STATED EXERCISE:
Quote every one of the entries below verbatim, leaving out the pictures.

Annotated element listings
########
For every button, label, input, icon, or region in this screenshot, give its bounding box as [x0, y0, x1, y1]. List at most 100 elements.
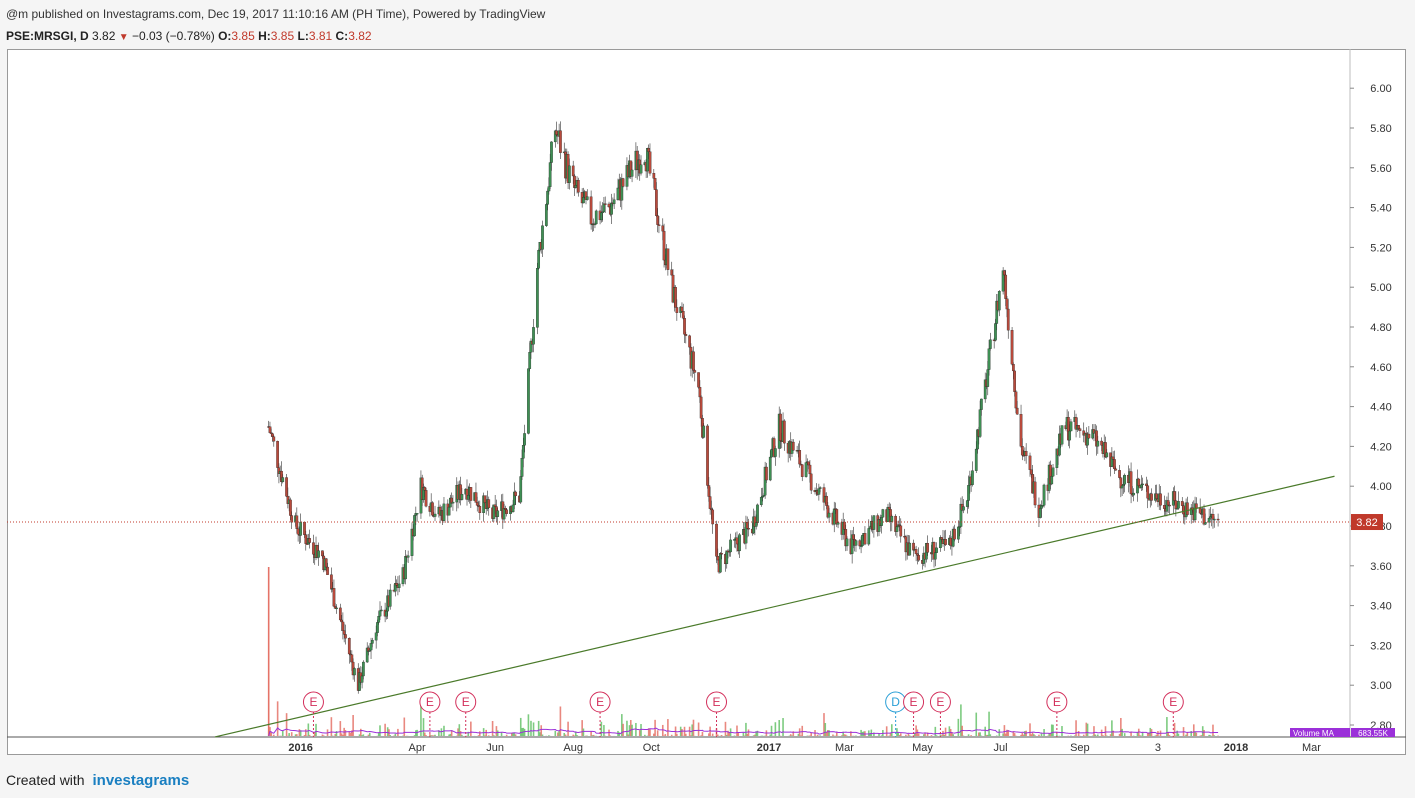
time-tick-label: Jun [486, 742, 504, 754]
price-tick-label: 5.00 [1370, 282, 1391, 294]
candle-body [1060, 425, 1064, 445]
volume-bar [622, 723, 624, 736]
volume-bar [618, 732, 621, 736]
candle-body [666, 248, 670, 270]
candle-body [1077, 425, 1080, 429]
volume-bar [711, 733, 714, 736]
price-tick-label: 4.80 [1370, 322, 1391, 334]
volume-bar [554, 730, 557, 736]
volume-bar [532, 722, 535, 736]
candle-body [603, 203, 607, 205]
candle-body [817, 488, 821, 495]
candle-body [798, 450, 802, 465]
volume-bar [307, 723, 310, 736]
candle-body [697, 372, 700, 388]
candle-body [1051, 467, 1055, 477]
time-tick-label: Aug [563, 742, 583, 754]
volume-bar [957, 718, 960, 736]
candle-body [559, 130, 562, 153]
candle-body [511, 504, 515, 513]
volume-bar [1038, 734, 1040, 736]
volume-bar [360, 728, 362, 736]
candle-body [576, 180, 580, 193]
volume-bar [626, 720, 628, 736]
candle-body [475, 502, 479, 506]
volume-bar [935, 735, 938, 736]
candle-body [1180, 501, 1184, 506]
candle-body [681, 311, 685, 319]
volume-bar [692, 719, 695, 736]
candle-body [326, 566, 329, 575]
volume-bar [1075, 720, 1077, 736]
volume-bar [609, 735, 612, 736]
candle-body [347, 637, 351, 655]
volume-bar [891, 724, 893, 736]
candle-body [880, 517, 883, 526]
footer: Created with investagrams [6, 772, 189, 789]
candle-body [536, 268, 539, 328]
candle-body [1173, 491, 1176, 501]
price-tick-label: 4.00 [1370, 481, 1391, 493]
candle-body [290, 515, 294, 523]
candle-body [317, 550, 320, 558]
candle-body [338, 607, 342, 621]
volume-bar [564, 734, 567, 736]
volume-bar [505, 734, 508, 736]
candle-body [674, 287, 677, 308]
volume-bar [1082, 734, 1085, 736]
candle-body [431, 502, 434, 516]
candle-body [770, 449, 773, 458]
candle-body [754, 522, 758, 527]
quote-line: PSE:MRSGI, D 3.82 ▼ −0.03 (−0.78%) O:3.8… [6, 29, 372, 43]
candle-body [867, 528, 871, 545]
candle-body [735, 537, 739, 545]
candle-body [702, 425, 706, 438]
symbol-label: PSE:MRSGI, D [6, 29, 89, 43]
volume-bar [681, 729, 683, 736]
candle-body [1006, 308, 1010, 331]
volume-bar [934, 726, 937, 736]
volume-bar [1086, 723, 1089, 736]
candle-body [1194, 503, 1198, 509]
candle-body [1038, 508, 1042, 518]
candle-body [845, 538, 849, 547]
volume-bar [720, 735, 723, 736]
down-triangle-icon: ▼ [118, 32, 129, 43]
created-with-label: Created with [6, 772, 85, 788]
candle-body [1209, 516, 1212, 519]
candle-body [537, 250, 541, 269]
candle-body [332, 588, 336, 607]
candle-body [765, 466, 768, 481]
candle-body [980, 398, 983, 410]
candle-body [1014, 391, 1018, 409]
volume-bar [330, 717, 333, 736]
candle-body [899, 525, 903, 537]
candle-body [1024, 451, 1028, 457]
volume-bar [425, 735, 427, 736]
candle-body [523, 433, 526, 446]
candle-body [807, 461, 810, 466]
candle-body [1005, 298, 1009, 310]
candle-body [859, 545, 863, 547]
candle-body [1174, 500, 1178, 510]
close-value: 3.82 [348, 29, 372, 43]
price-tick-label: 6.00 [1370, 83, 1391, 95]
candle-body [715, 523, 718, 557]
candle-body [281, 477, 285, 483]
candle-body [768, 456, 772, 481]
volume-bar [1077, 730, 1080, 736]
candle-body [369, 643, 373, 651]
price-chart[interactable]: 6.00 5.80 5.60 5.40 5.20 5.00 4.80 4.60 4.40 4.20… [7, 49, 1406, 755]
candle-body [688, 335, 691, 348]
open-label: O: [218, 29, 232, 43]
volume-bar [967, 734, 970, 736]
volume-bar [487, 735, 490, 736]
candle-body [1068, 430, 1072, 441]
last-price: 3.82 [92, 29, 116, 43]
candle-body [1159, 493, 1162, 506]
candle-body [738, 534, 741, 552]
volume-bar [1097, 734, 1099, 736]
volume-bar [288, 733, 290, 736]
open-value: 3.85 [231, 29, 255, 43]
candle-body [582, 197, 585, 204]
########
FINISHED EXERCISE:
For every button, label, input, icon, or region in this screenshot, give its bounding box as [x0, y0, x1, y1]. List at most 100 elements.
time-tick-label: Jun [486, 742, 504, 754]
price-tick-label: 5.00 [1370, 282, 1391, 294]
candle-body [1060, 425, 1064, 445]
volume-bar [622, 723, 624, 736]
volume-bar [618, 732, 621, 736]
candle-body [666, 248, 670, 270]
candle-body [1077, 425, 1080, 429]
volume-bar [711, 733, 714, 736]
price-tick-label: 4.80 [1370, 322, 1391, 334]
volume-bar [554, 730, 557, 736]
volume-bar [532, 722, 535, 736]
candle-body [603, 203, 607, 205]
candle-body [817, 488, 821, 495]
candle-body [798, 450, 802, 465]
volume-bar [307, 723, 310, 736]
candle-body [697, 372, 700, 388]
candle-body [1051, 467, 1055, 477]
time-tick-label: Aug [563, 742, 583, 754]
volume-bar [957, 718, 960, 736]
candle-body [559, 130, 562, 153]
candle-body [511, 504, 515, 513]
volume-bar [1038, 734, 1040, 736]
volume-bar [360, 728, 362, 736]
candle-body [576, 180, 580, 193]
volume-bar [626, 720, 628, 736]
candle-body [475, 502, 479, 506]
volume-bar [935, 735, 938, 736]
candle-body [1180, 501, 1184, 506]
candle-body [681, 311, 685, 319]
volume-bar [692, 719, 695, 736]
candle-body [326, 566, 329, 575]
volume-bar [1075, 720, 1077, 736]
volume-bar [609, 735, 612, 736]
candle-body [347, 637, 351, 655]
volume-bar [891, 724, 893, 736]
candle-body [880, 517, 883, 526]
footer: Created with investagrams [6, 772, 189, 789]
candle-body [536, 268, 539, 328]
candle-body [1173, 491, 1176, 501]
price-tick-label: 4.00 [1370, 481, 1391, 493]
candle-body [290, 515, 294, 523]
candle-body [317, 550, 320, 558]
candle-body [338, 607, 342, 621]
volume-bar [564, 734, 567, 736]
volume-bar [505, 734, 508, 736]
candle-body [674, 287, 677, 308]
volume-bar [1082, 734, 1085, 736]
candle-body [431, 502, 434, 516]
candle-body [770, 449, 773, 458]
candle-body [754, 522, 758, 527]
quote-line: PSE:MRSGI, D 3.82 ▼ −0.03 (−0.78%) O:3.8… [6, 29, 372, 43]
candle-body [867, 528, 871, 545]
candle-body [735, 537, 739, 545]
candle-body [702, 425, 706, 438]
symbol-label: PSE:MRSGI, D [6, 29, 89, 43]
volume-bar [681, 729, 683, 736]
candle-body [1006, 308, 1010, 331]
volume-bar [934, 726, 937, 736]
volume-bar [1086, 723, 1089, 736]
candle-body [1194, 503, 1198, 509]
candle-body [1038, 508, 1042, 518]
candle-body [845, 538, 849, 547]
volume-bar [720, 735, 723, 736]
down-triangle-icon: ▼ [118, 32, 129, 43]
created-with-label: Created with [6, 772, 85, 788]
candle-body [1209, 516, 1212, 519]
candle-body [537, 250, 541, 269]
candle-body [332, 588, 336, 607]
candle-body [765, 466, 768, 481]
candle-body [980, 398, 983, 410]
candle-body [1014, 391, 1018, 409]
volume-bar [330, 717, 333, 736]
candle-body [899, 525, 903, 537]
candle-body [1024, 451, 1028, 457]
volume-bar [425, 735, 427, 736]
candle-body [523, 433, 526, 446]
candle-body [807, 461, 810, 466]
candle-body [1005, 298, 1009, 310]
candle-body [859, 545, 863, 547]
candle-body [1174, 500, 1178, 510]
close-value: 3.82 [348, 29, 372, 43]
price-tick-label: 6.00 [1370, 83, 1391, 95]
candle-body [715, 523, 718, 557]
candle-body [281, 477, 285, 483]
candle-body [768, 456, 772, 481]
volume-bar [1077, 730, 1080, 736]
candle-body [369, 643, 373, 651]
price-chart[interactable]: 6.00 5.80 5.60 5.40 5.20 5.00 4.80 4.60 4.40 4.20… [7, 49, 1406, 755]
candle-body [688, 335, 691, 348]
open-label: O: [218, 29, 232, 43]
volume-bar [967, 734, 970, 736]
volume-bar [487, 735, 490, 736]
candle-body [1068, 430, 1072, 441]
last-price: 3.82 [92, 29, 116, 43]
candle-body [1159, 493, 1162, 506]
candle-body [738, 534, 741, 552]
volume-bar [1097, 734, 1099, 736]
volume-bar [288, 733, 290, 736]
open-value: 3.85 [231, 29, 255, 43]
candle-body [582, 197, 585, 204]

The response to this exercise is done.